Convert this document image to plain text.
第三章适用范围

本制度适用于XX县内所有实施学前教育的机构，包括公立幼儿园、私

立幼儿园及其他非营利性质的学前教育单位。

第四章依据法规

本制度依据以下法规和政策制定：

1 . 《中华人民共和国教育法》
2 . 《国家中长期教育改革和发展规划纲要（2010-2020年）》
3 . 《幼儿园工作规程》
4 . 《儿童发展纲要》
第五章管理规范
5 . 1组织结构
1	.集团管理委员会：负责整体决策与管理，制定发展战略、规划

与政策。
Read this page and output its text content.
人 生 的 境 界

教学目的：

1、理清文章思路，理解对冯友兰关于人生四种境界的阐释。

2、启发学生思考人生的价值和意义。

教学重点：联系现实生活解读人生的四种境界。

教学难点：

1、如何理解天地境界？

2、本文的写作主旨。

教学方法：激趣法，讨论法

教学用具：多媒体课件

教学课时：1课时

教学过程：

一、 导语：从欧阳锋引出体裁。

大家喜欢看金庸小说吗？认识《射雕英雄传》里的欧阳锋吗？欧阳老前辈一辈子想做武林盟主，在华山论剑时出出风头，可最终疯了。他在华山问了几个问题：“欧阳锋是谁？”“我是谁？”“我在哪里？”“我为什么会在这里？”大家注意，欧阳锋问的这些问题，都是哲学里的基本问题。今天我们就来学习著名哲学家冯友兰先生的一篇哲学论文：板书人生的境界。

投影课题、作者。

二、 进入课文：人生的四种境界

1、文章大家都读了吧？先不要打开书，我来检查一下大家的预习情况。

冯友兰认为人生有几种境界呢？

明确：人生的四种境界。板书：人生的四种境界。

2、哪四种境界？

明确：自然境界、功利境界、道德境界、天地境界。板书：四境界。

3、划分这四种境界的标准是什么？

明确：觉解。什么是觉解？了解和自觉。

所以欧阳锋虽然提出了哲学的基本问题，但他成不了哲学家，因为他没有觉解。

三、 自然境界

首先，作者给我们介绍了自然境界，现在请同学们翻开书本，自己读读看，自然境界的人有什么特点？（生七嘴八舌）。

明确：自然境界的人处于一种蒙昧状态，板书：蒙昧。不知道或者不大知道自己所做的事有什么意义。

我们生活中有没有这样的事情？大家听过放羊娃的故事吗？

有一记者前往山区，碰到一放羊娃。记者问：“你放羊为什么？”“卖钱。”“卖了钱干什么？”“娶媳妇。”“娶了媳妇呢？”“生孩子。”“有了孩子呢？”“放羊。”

- - -

The task
Copy all of the data exactly.

Result of the exercise
Convert this document image to plain text.
第三章适用范围

本制度适用于XX县内所有实施学前教育的机构，包括公立幼儿园、私

立幼儿园及其他非营利性质的学前教育单位。

第四章依据法规

本制度依据以下法规和政策制定：

1 . 《中华人民共和国教育法》
2 . 《国家中长期教育改革和发展规划纲要（2010-2020年）》
3 . 《幼儿园工作规程》
4 . 《儿童发展纲要》
第五章管理规范
5 . 1组织结构
1	.集团管理委员会：负责整体决策与管理，制定发展战略、规划

与政策。
Read this page and output its text content.
人 生 的 境 界

教学目的：

1、理清文章思路，理解对冯友兰关于人生四种境界的阐释。

2、启发学生思考人生的价值和意义。

教学重点：联系现实生活解读人生的四种境界。

教学难点：

1、如何理解天地境界？

2、本文的写作主旨。

教学方法：激趣法，讨论法

教学用具：多媒体课件

教学课时：1课时

教学过程：

一、 导语：从欧阳锋引出体裁。

大家喜欢看金庸小说吗？认识《射雕英雄传》里的欧阳锋吗？欧阳老前辈一辈子想做武林盟主，在华山论剑时出出风头，可最终疯了。他在华山问了几个问题：“欧阳锋是谁？”“我是谁？”“我在哪里？”“我为什么会在这里？”大家注意，欧阳锋问的这些问题，都是哲学里的基本问题。今天我们就来学习著名哲学家冯友兰先生的一篇哲学论文：板书人生的境界。

投影课题、作者。

二、 进入课文：人生的四种境界

1、文章大家都读了吧？先不要打开书，我来检查一下大家的预习情况。

冯友兰认为人生有几种境界呢？

明确：人生的四种境界。板书：人生的四种境界。

2、哪四种境界？

明确：自然境界、功利境界、道德境界、天地境界。板书：四境界。

3、划分这四种境界的标准是什么？

明确：觉解。什么是觉解？了解和自觉。

所以欧阳锋虽然提出了哲学的基本问题，但他成不了哲学家，因为他没有觉解。

三、 自然境界

首先，作者给我们介绍了自然境界，现在请同学们翻开书本，自己读读看，自然境界的人有什么特点？（生七嘴八舌）。

明确：自然境界的人处于一种蒙昧状态，板书：蒙昧。不知道或者不大知道自己所做的事有什么意义。

我们生活中有没有这样的事情？大家听过放羊娃的故事吗？

有一记者前往山区，碰到一放羊娃。记者问：“你放羊为什么？”“卖钱。”“卖了钱干什么？”“娶媳妇。”“娶了媳妇呢？”“生孩子。”“有了孩子呢？”“放羊。”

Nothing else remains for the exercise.